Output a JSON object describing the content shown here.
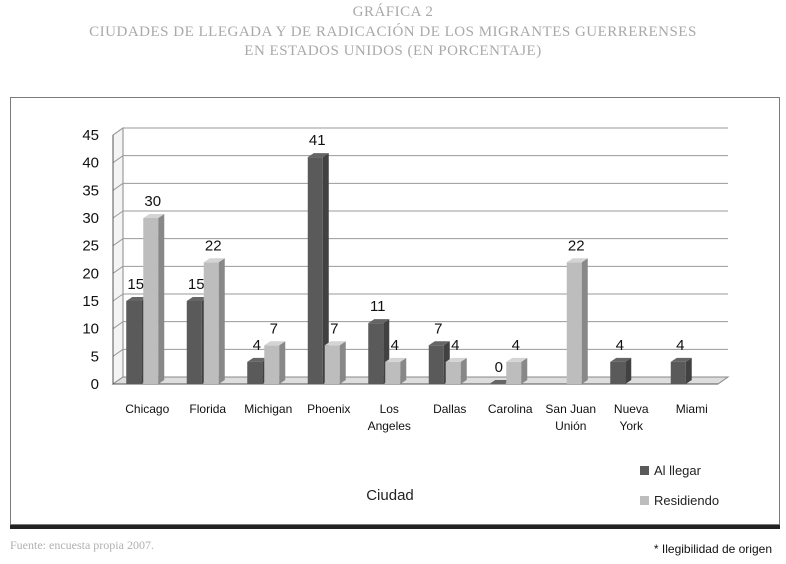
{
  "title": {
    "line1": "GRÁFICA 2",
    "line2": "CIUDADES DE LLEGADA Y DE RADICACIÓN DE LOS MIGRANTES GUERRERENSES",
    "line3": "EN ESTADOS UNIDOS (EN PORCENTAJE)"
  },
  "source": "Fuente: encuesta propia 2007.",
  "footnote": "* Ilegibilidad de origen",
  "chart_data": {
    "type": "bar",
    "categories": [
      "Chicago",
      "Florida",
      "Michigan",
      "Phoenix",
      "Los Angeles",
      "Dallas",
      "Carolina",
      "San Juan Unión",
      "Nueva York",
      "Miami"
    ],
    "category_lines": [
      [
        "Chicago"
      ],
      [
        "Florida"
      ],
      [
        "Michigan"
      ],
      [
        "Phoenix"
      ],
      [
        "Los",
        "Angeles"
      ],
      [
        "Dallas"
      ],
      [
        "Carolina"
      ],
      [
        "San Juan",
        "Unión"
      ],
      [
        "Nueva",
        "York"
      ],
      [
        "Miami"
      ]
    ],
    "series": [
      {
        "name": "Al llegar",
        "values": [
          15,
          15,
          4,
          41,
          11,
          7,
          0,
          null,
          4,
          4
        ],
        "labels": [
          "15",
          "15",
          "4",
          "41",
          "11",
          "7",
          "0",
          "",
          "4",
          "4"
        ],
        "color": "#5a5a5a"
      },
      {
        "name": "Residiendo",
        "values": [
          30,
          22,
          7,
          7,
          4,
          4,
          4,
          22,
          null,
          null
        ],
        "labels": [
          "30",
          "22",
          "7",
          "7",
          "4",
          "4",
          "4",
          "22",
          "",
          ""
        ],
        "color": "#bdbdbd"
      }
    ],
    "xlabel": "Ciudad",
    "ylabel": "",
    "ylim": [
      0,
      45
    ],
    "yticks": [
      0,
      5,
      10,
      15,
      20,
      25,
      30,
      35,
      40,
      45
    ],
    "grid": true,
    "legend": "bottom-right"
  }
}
★ ★ ★ ★
● **Work to complete**:
Skip the pictures, then retype every line above exactly.

● **Task result**:
Output a JSON object describing the content shown here.
{
  "title": {
    "line1": "GRÁFICA 2",
    "line2": "CIUDADES DE LLEGADA Y DE RADICACIÓN DE LOS MIGRANTES GUERRERENSES",
    "line3": "EN ESTADOS UNIDOS (EN PORCENTAJE)"
  },
  "source": "Fuente: encuesta propia 2007.",
  "footnote": "* Ilegibilidad de origen",
  "chart_data": {
    "type": "bar",
    "categories": [
      "Chicago",
      "Florida",
      "Michigan",
      "Phoenix",
      "Los Angeles",
      "Dallas",
      "Carolina",
      "San Juan Unión",
      "Nueva York",
      "Miami"
    ],
    "category_lines": [
      [
        "Chicago"
      ],
      [
        "Florida"
      ],
      [
        "Michigan"
      ],
      [
        "Phoenix"
      ],
      [
        "Los",
        "Angeles"
      ],
      [
        "Dallas"
      ],
      [
        "Carolina"
      ],
      [
        "San Juan",
        "Unión"
      ],
      [
        "Nueva",
        "York"
      ],
      [
        "Miami"
      ]
    ],
    "series": [
      {
        "name": "Al llegar",
        "values": [
          15,
          15,
          4,
          41,
          11,
          7,
          0,
          null,
          4,
          4
        ],
        "labels": [
          "15",
          "15",
          "4",
          "41",
          "11",
          "7",
          "0",
          "",
          "4",
          "4"
        ],
        "color": "#5a5a5a"
      },
      {
        "name": "Residiendo",
        "values": [
          30,
          22,
          7,
          7,
          4,
          4,
          4,
          22,
          null,
          null
        ],
        "labels": [
          "30",
          "22",
          "7",
          "7",
          "4",
          "4",
          "4",
          "22",
          "",
          ""
        ],
        "color": "#bdbdbd"
      }
    ],
    "xlabel": "Ciudad",
    "ylabel": "",
    "ylim": [
      0,
      45
    ],
    "yticks": [
      0,
      5,
      10,
      15,
      20,
      25,
      30,
      35,
      40,
      45
    ],
    "grid": true,
    "legend": "bottom-right"
  }
}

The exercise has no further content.